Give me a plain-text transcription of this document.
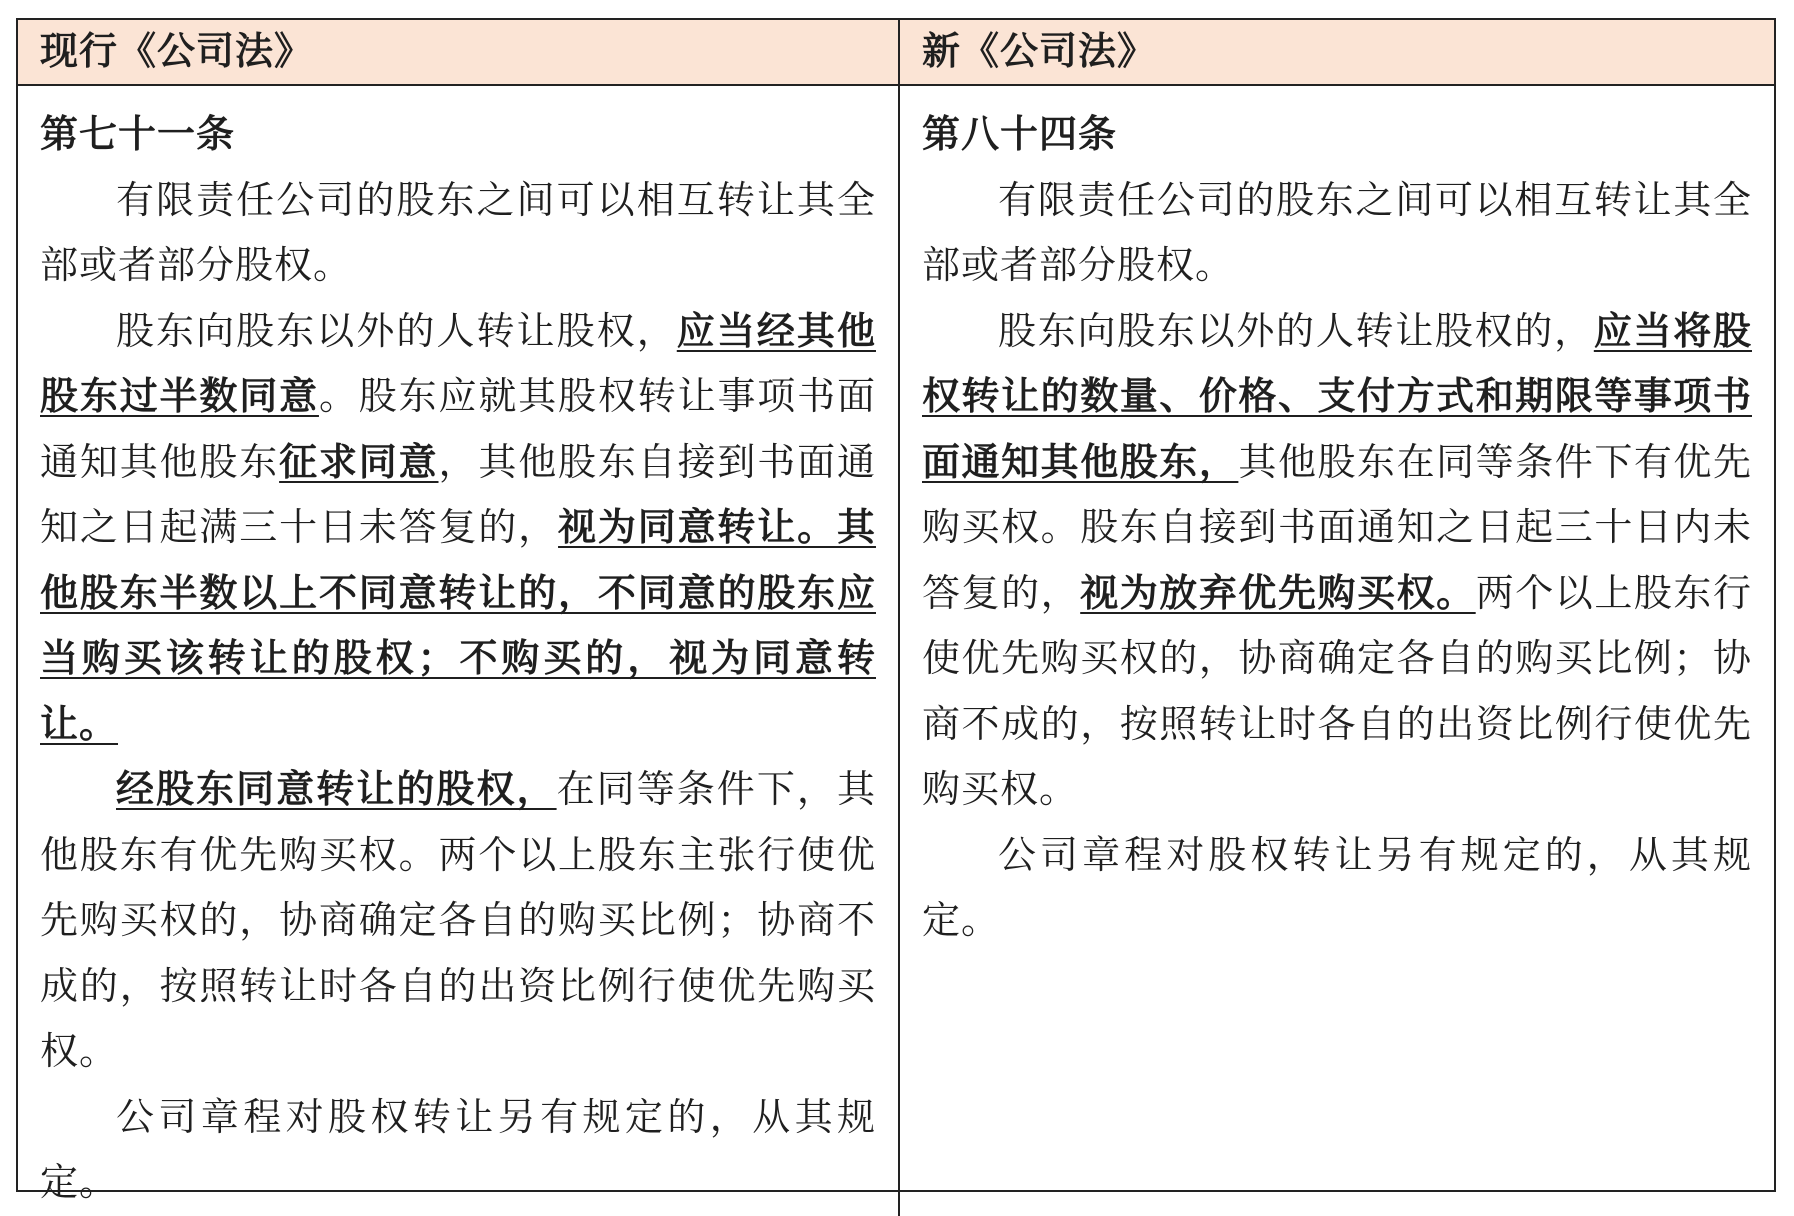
现行《公司法》	新《公司法》

第七十一条

有限责任公司的股东之间可以相互转让其全部或者部分股权。

股东向股东以外的人转让股权，应当经其他股东过半数同意。股东应就其股权转让事项书面通知其他股东征求同意，其他股东自接到书面通知之日起满三十日未答复的，视为同意转让。其他股东半数以上不同意转让的，不同意的股东应当购买该转让的股权；不购买的，视为同意转让。

经股东同意转让的股权，在同等条件下，其他股东有优先购买权。两个以上股东主张行使优先购买权的，协商确定各自的购买比例；协商不成的，按照转让时各自的出资比例行使优先购买权。

公司章程对股权转让另有规定的，从其规定。

第八十四条

有限责任公司的股东之间可以相互转让其全部或者部分股权。

股东向股东以外的人转让股权的，应当将股权转让的数量、价格、支付方式和期限等事项书面通知其他股东，其他股东在同等条件下有优先购买权。股东自接到书面通知之日起三十日内未答复的，视为放弃优先购买权。两个以上股东行使优先购买权的，协商确定各自的购买比例；协商不成的，按照转让时各自的出资比例行使优先购买权。

公司章程对股权转让另有规定的，从其规定。
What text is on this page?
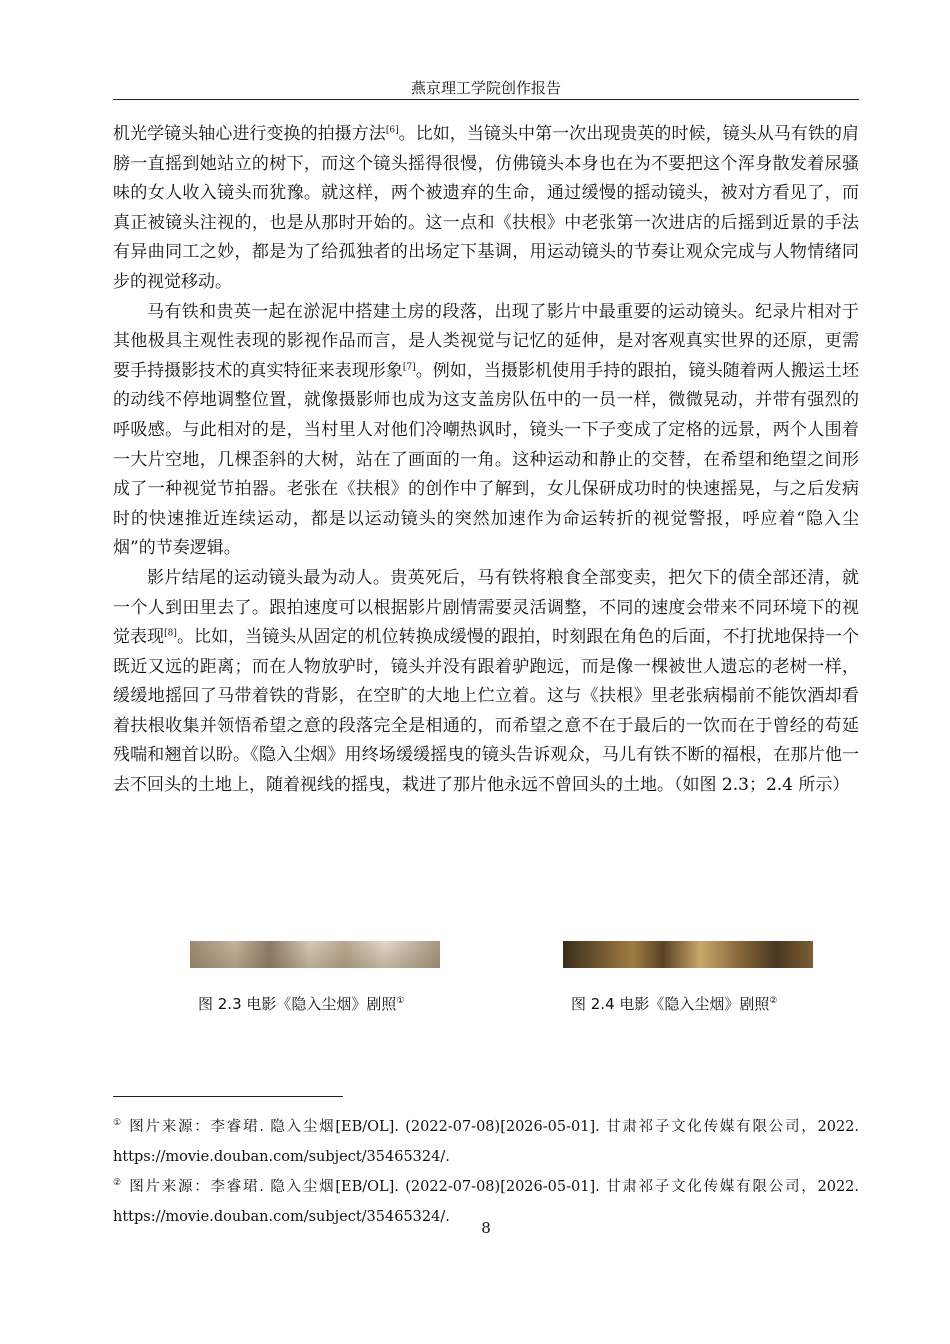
燕京理工学院创作报告

机光学镜头轴心进行变换的拍摄方法[6]。比如，当镜头中第一次出现贵英的时候，镜头从马有铁的肩膀一直摇到她站立的树下，而这个镜头摇得很慢，仿佛镜头本身也在为不要把这个浑身散发着尿骚味的女人收入镜头而犹豫。就这样，两个被遗弃的生命，通过缓慢的摇动镜头，被对方看见了，而真正被镜头注视的，也是从那时开始的。这一点和《扶根》中老张第一次进店的后摇到近景的手法有异曲同工之妙，都是为了给孤独者的出场定下基调，用运动镜头的节奏让观众完成与人物情绪同步的视觉移动。

马有铁和贵英一起在淤泥中搭建土房的段落，出现了影片中最重要的运动镜头。纪录片相对于其他极具主观性表现的影视作品而言，是人类视觉与记忆的延伸，是对客观真实世界的还原，更需要手持摄影技术的真实特征来表现形象[7]。例如，当摄影机使用手持的跟拍，镜头随着两人搬运土坯的动线不停地调整位置，就像摄影师也成为这支盖房队伍中的一员一样，微微晃动，并带有强烈的呼吸感。与此相对的是，当村里人对他们冷嘲热讽时，镜头一下子变成了定格的远景，两个人围着一大片空地，几棵歪斜的大树，站在了画面的一角。这种运动和静止的交替，在希望和绝望之间形成了一种视觉节拍器。老张在《扶根》的创作中了解到，女儿保研成功时的快速摇晃，与之后发病时的快速推近连续运动，都是以运动镜头的突然加速作为命运转折的视觉警报，呼应着“隐入尘烟”的节奏逻辑。

影片结尾的运动镜头最为动人。贵英死后，马有铁将粮食全部变卖，把欠下的债全部还清，就一个人到田里去了。跟拍速度可以根据影片剧情需要灵活调整，不同的速度会带来不同环境下的视觉表现[8]。比如，当镜头从固定的机位转换成缓慢的跟拍，时刻跟在角色的后面，不打扰地保持一个既近又远的距离；而在人物放驴时，镜头并没有跟着驴跑远，而是像一棵被世人遗忘的老树一样，缓缓地摇回了马带着铁的背影，在空旷的大地上伫立着。这与《扶根》里老张病榻前不能饮酒却看着扶根收集并领悟希望之意的段落完全是相通的，而希望之意不在于最后的一饮而在于曾经的苟延残喘和翘首以盼。《隐入尘烟》用终场缓缓摇曳的镜头告诉观众，马儿有铁不断的福根，在那片他一去不回头的土地上，随着视线的摇曳，栽进了那片他永远不曾回头的土地。（如图 2.3；2.4 所示）

图 2.3 电影《隐入尘烟》剧照①	图 2.4 电影《隐入尘烟》剧照②

① 图片来源：李睿珺. 隐入尘烟[EB/OL]. (2022-07-08)[2026-05-01]. 甘肃祁子文化传媒有限公司，2022. https://movie.douban.com/subject/35465324/.

② 图片来源：李睿珺. 隐入尘烟[EB/OL]. (2022-07-08)[2026-05-01]. 甘肃祁子文化传媒有限公司，2022. https://movie.douban.com/subject/35465324/.

8
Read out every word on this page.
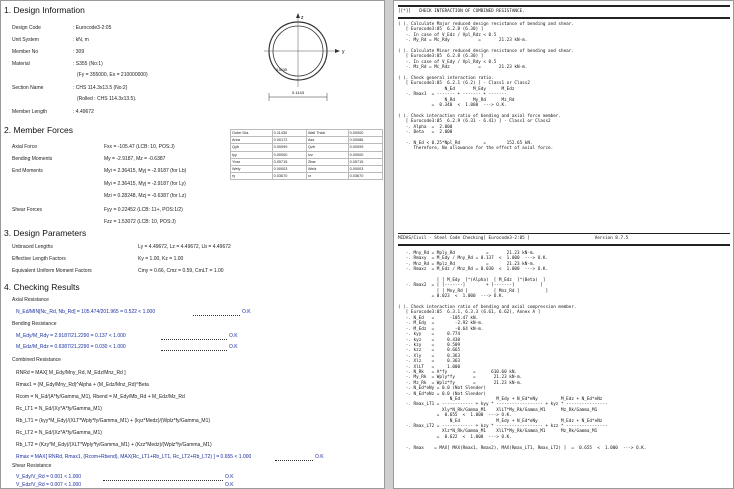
1. Design Information
Design Code	: Eurocode3-2:05
Unit System	: kN, m
Member No	: 309
Material	: S355 (No:1)
(Fy = 355000, Es = 210000000)
Section Name	: CHS 114.3x13.5 (No:2)
(Rolled : CHS 114.3x13.5).
Member Length	: 4.49672
y
z
0.0135
0.1143
2. Member Forces
Axial Force	Fxx = -105.47 (LCB: 10, POS:J)
Bending Moments	My = -2.9187, Mz = -0.6387
End Moments	Myi = 2.36415, Myj = -2.9187 (for Lb)
Myi = 2.36415, Myj = -2.9187 (for Ly)
Mzi = 0.28248, Mzj = -0.6387 (for Lz)
Shear Forces	Fyy = 0.22452 (LCB: 11+, POS:1/2)
Fzz = 1.53072 (LCB: 10, POS:J)
Outer Dia.	0.11430	Wall Thick	0.00000
Area	0.00172	Asz	0.00086
Qyb	0.00099	Qzb	0.00099
Iyy	0.00000	Izz	0.00000
Ybar	0.05715	Zbar	0.05715
Wely	0.00003	Welz	0.00003
ry	0.03670	rz	0.03670
3. Design Parameters
Unbraced Lengths	Ly = 4.49672, Lz = 4.49672, Lb = 4.49672
Effective Length Factors	Ky = 1.00, Kz = 1.00
Equivalent Uniform Moment Factors	Cmy = 0.66, Cmz = 0.59, CmLT = 1.00
4. Checking Results
Axial Resistance
N_Ed/MIN[Nc_Rd, Nb_Rd] = 105.474/201.965 = 0.522 < 1.000	O.K
Bending Resistance
M_Edy/M_Rdy = 2.9187/21.2290 = 0.137 < 1.000	O.K
M_Edz/M_Rdz = 0.6387/21.2290 = 0.030 < 1.000	O.K
Combined Resistance
RNRd = MAX[ M_Edy/Mny_Rd, M_Edz/Mnz_Rd ]
Rmax1 = (M_Edy/Mny_Rd)^Alpha + (M_Edz/Mnz_Rd)^Beta
Rcom = N_Ed/(A*fy/Gamma_M1), Rbend = M_Edy/Mb_Rd + M_Edz/Mz_Rd
Rc_LT1 = N_Ed/(Xy*A*fy/Gamma_M1)
Rb_LT1 = (kyy*M_Edy)/(XLT*Wply*fy/Gamma_M1) + (kyz*Medz)/(Wplz*fy/Gamma_M1)
Rc_LT2 = N_Ed/(Xz*A*fy/Gamma_M1)
Rb_LT2 = (Kzy*M_Edy)/(XLT*Wply*fy/Gamma_M1) + (Kzz*Medz)/(Wplz*fy/Gamma_M1)
Rmax = MAX[ RNRd, Rmax1, (Rcom+Rbend), MAX(Rc_LT1+Rb_LT1, Rc_LT2+Rb_LT2) ] = 0.655 < 1.000	O.K
Shear Resistance
V_Edy/V_Rd = 0.001 < 1.000	O.K
V_Edz/V_Rd = 0.007 < 1.000	O.K
[[*]]   CHECK INTERACTION OF COMBINED RESISTANCE.
( ). Calculate Major reduced design resistance of bending and shear.
[ Eurocode3:05  6.2.8 (6.30) ]
-. In case of V_Edz / Vpl_Rdz < 0.5
-. My_Rd = Mc_Rdy           =       21.23 kN-m.

( ). Calculate Minor reduced design resistance of bending and shear.
[ Eurocode3:05  6.2.8 (6.30) ]
-. In case of V_Edy / Vpl_Rdy < 0.5
-. Mz_Rd = Mc_Rdz           =       21.23 kN-m.

( ). Check general interaction ratio.
[ Eurocode3:05  6.2.1 (6.2) ] - Class1 or Class2
N_Ed       M_Edy      M_Edz
-. Rmax1  = ------- + ------- + -------
N_Rd       My_Rd      Mz_Rd
=  0.340  <  1.000  ---> O.K.

( ). Check interaction ratio of bending and axial force member.
[ Eurocode3:05  6.2.9 (6.31 - 6.41) ] - Class1 or Class2
-. Alpha  =  2.000
-. Beta   =  2.000

-. N_Ed < 0.25*Npl_Rd         =        152.65 kN.
Therefore, No allowance for the effect of axial force.
MIDAS/Civil - Steel Code Checking[ Eurocode3-2:05 ]                         Version 8.7.5
-. Mny_Rd = Mply_Rd            =       21.23 kN-m.
-. Rmaxy  = M_Edy / Mny_Rd = 0.137  <  1.000  ---> O.K.
-. Mnz_Rd = Mplz_Rd            =       21.23 kN-m.
-. Rmaxz  = M_Edz / Mnz_Rd = 0.030  <  1.000  ---> O.K.

[ [ M_Edy  ]^(Alpha)  [ M_Edz  ]^(Beta)  ]
-. Rmax2  = [ [-------]        + [-------]          ]
[ [ Mny_Rd ]          [ Mnz_Rd ]          ]
= 0.023  <  1.000  ---> O.K.

( ). Check interaction ratio of bending and axial compression member.
[ Eurocode3:05  6.3.1, 6.3.3 (6.61, 6.62), Annex A ]
-. N_Ed   =      -105.47 kN.
-. M_Edy  =        -2.92 kN-m.
-. M_Edz  =        -0.64 kN-m.
-. kyy    =     0.774
-. kyz    =     0.430
-. kzy    =     0.509
-. kzz    =     0.665
-. Xly    =     0.363
-. Xlz    =     0.363
-. XlLT   =     1.000
-. N_Rk   = A*fy          =      610.60 kN.
-. My_Rk  = Wply*fy       =       21.23 kN-m.
-. Mz_Rk  = Wplz*fy       =       21.23 kN-m.
-. N_Ed*eNy = 0.0 (Not Slender)
-. N_Ed*eNz = 0.0 (Not Slender)
N_Ed              M_Edy + N_Ed*eNy         M_Edz + N_Ed*eNz
-. Rmax_LT1 = ------------ + kyy * ------------------ + kyz * ----------------
Xly*N_Rk/Gamma_M1    XlLT*My_Rk/Gamma_M1      Mz_Rk/Gamma_M1
=  0.655  <  1.000  ---> O.K.
N_Ed              M_Edy + N_Ed*eNy         M_Edz + N_Ed*eNz
-. Rmax_LT2 = ------------ + kzy * ------------------ + kzz * ----------------
Xlz*N_Rk/Gamma_M1    XlLT*My_Rk/Gamma_M1      Mz_Rk/Gamma_M1
=  0.622  <  1.000  ---> O.K.

-. Rmax    = MAX[ MAX(Rmax1, Rmax2), MAX(Rmax_LT1, Rmax_LT2) ]  =  0.655  <  1.000  ---> O.K.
+ + +
Request>
Say how many lines of the data include the word "Moments". Respond with the number alone.

Full response>
2